* _PROMPT_: Copies of all lines containing the string "income" are needed from the data below.
----- EXCERPTED DATA -----
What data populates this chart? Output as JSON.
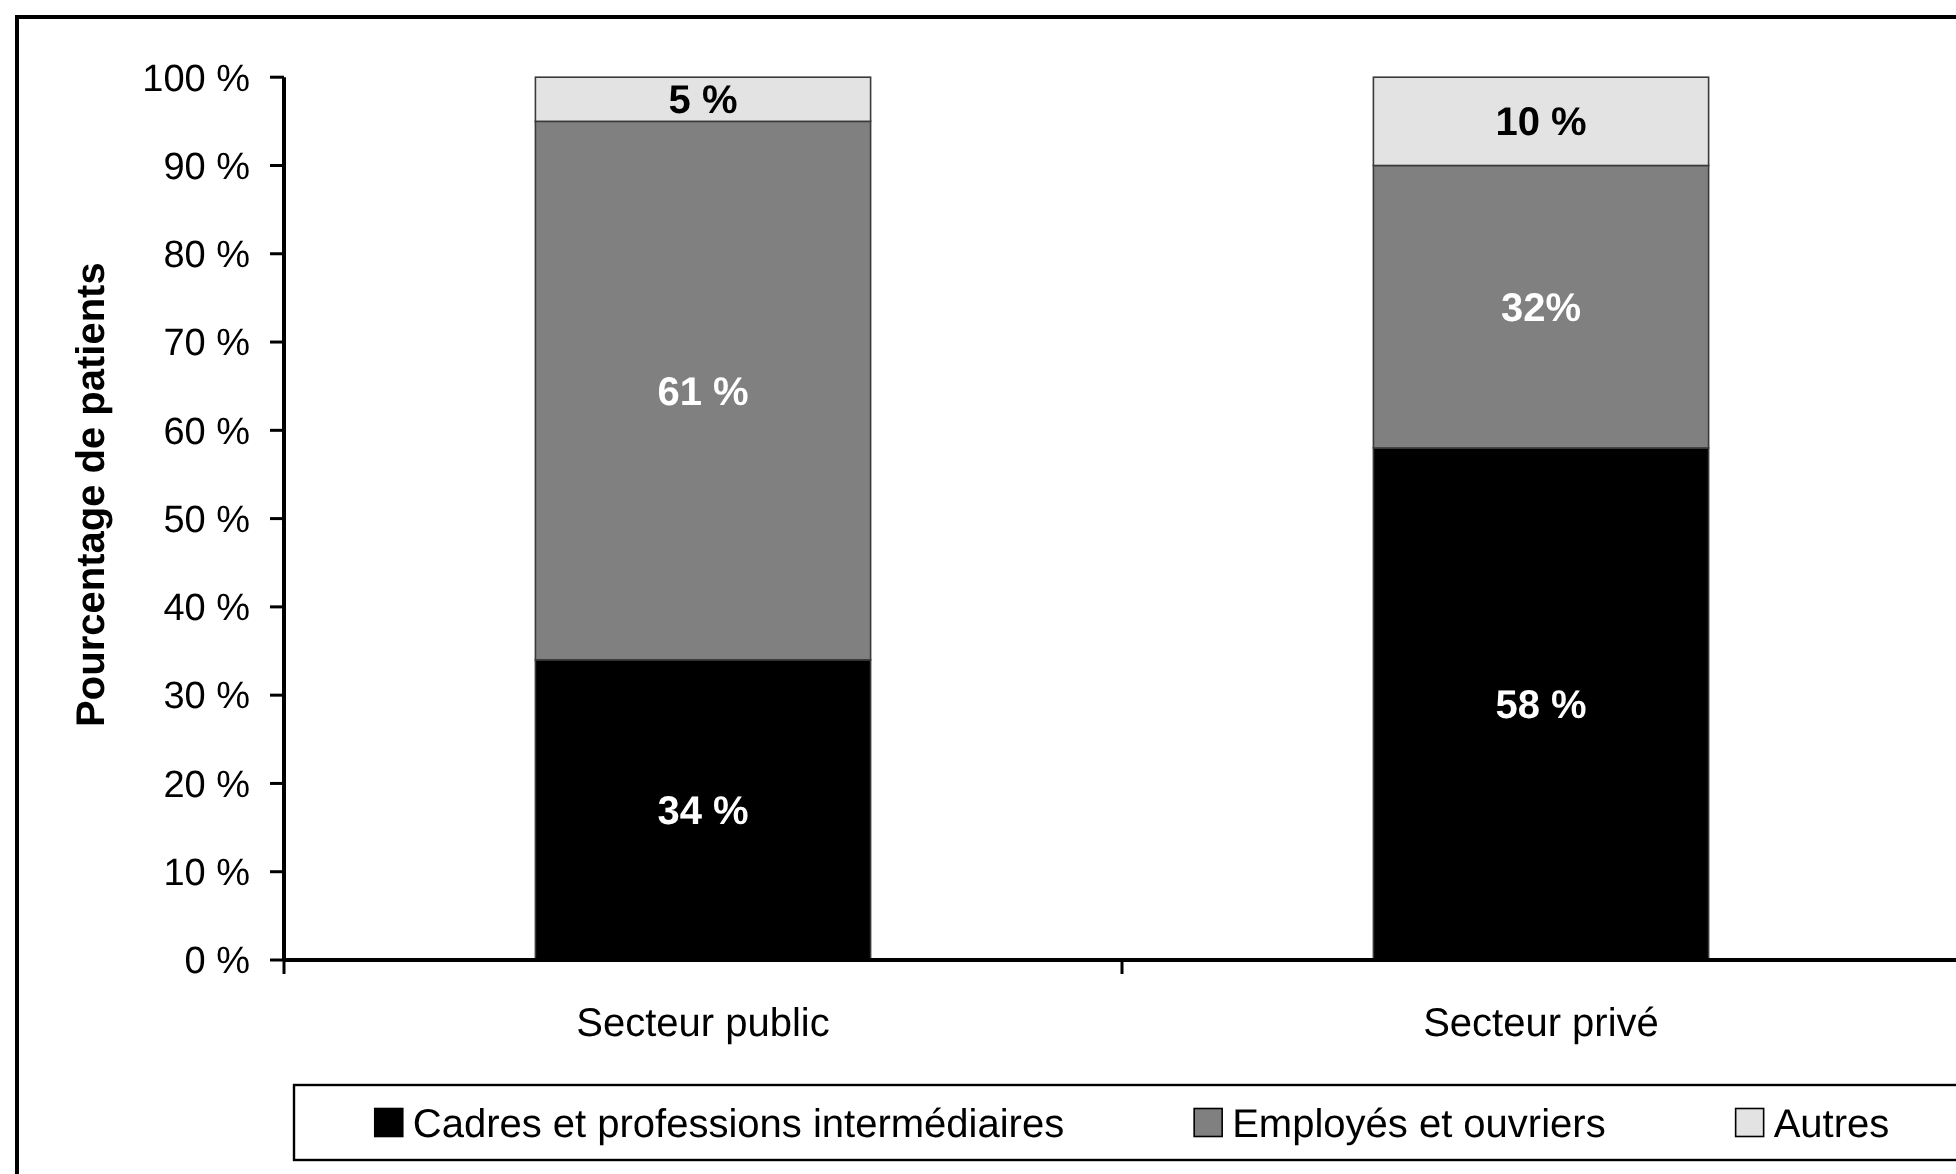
{
  "chart_data": {
    "type": "bar",
    "stacked": true,
    "ylabel": "Pourcentage de patients",
    "categories": [
      "Secteur public",
      "Secteur privé"
    ],
    "series": [
      {
        "name": "Cadres et professions intermédiaires",
        "color": "#000000",
        "values": [
          34,
          58
        ],
        "value_labels": [
          "34 %",
          "58 %"
        ]
      },
      {
        "name": "Employés et ouvriers",
        "color": "#808080",
        "values": [
          61,
          32
        ],
        "value_labels": [
          "61 %",
          "32%"
        ]
      },
      {
        "name": "Autres",
        "color": "#e3e3e3",
        "values": [
          5,
          10
        ],
        "value_labels": [
          "5 %",
          "10 %"
        ]
      }
    ],
    "ylim": [
      0,
      100
    ],
    "yticks": [
      {
        "value": 0,
        "label": "0 %"
      },
      {
        "value": 10,
        "label": "10 %"
      },
      {
        "value": 20,
        "label": "20 %"
      },
      {
        "value": 30,
        "label": "30 %"
      },
      {
        "value": 40,
        "label": "40 %"
      },
      {
        "value": 50,
        "label": "50 %"
      },
      {
        "value": 60,
        "label": "60 %"
      },
      {
        "value": 70,
        "label": "70 %"
      },
      {
        "value": 80,
        "label": "80 %"
      },
      {
        "value": 90,
        "label": "90 %"
      },
      {
        "value": 100,
        "label": "100 %"
      }
    ],
    "legend": "bottom",
    "grid": false
  }
}
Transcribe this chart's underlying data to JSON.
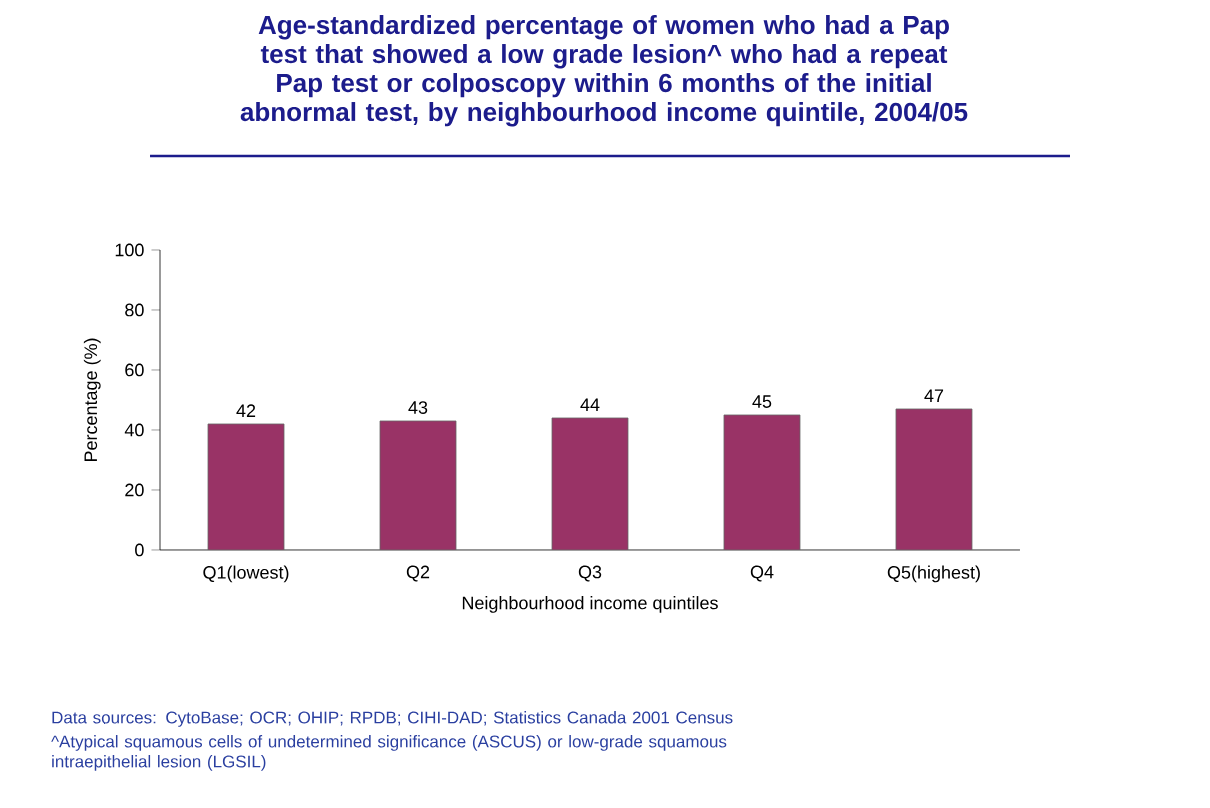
{
  "chart_data": {
    "type": "bar",
    "title": "Age-standardized percentage of women who had a Pap test that showed a low grade lesion^ who had a repeat Pap test or colposcopy within 6 months of the initial abnormal test, by neighbourhood income quintile, 2004/05",
    "categories": [
      "Q1(lowest)",
      "Q2",
      "Q3",
      "Q4",
      "Q5(highest)"
    ],
    "values": [
      42,
      43,
      44,
      45,
      47
    ],
    "color": "#993366",
    "data_labels": true,
    "xlabel": "Neighbourhood income quintiles",
    "ylabel": "Percentage (%)",
    "ylim": [
      0,
      100
    ],
    "yticks": [
      0,
      20,
      40,
      60,
      80,
      100
    ],
    "annotations": [
      "Data sources:  CytoBase; OCR; OHIP; RPDB; CIHI-DAD; Statistics Canada 2001 Census",
      "^Atypical squamous cells of undetermined significance (ASCUS) or low-grade squamous intraepithelial lesion (LGSIL)"
    ]
  }
}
-----
* _RESPONSE_:
    "title": "Age-standardized percentage of women who had a Pap test that showed a low grade lesion^ who had a repeat Pap test or colposcopy within 6 months of the initial abnormal test, by neighbourhood income quintile, 2004/05",
    "xlabel": "Neighbourhood income quintiles",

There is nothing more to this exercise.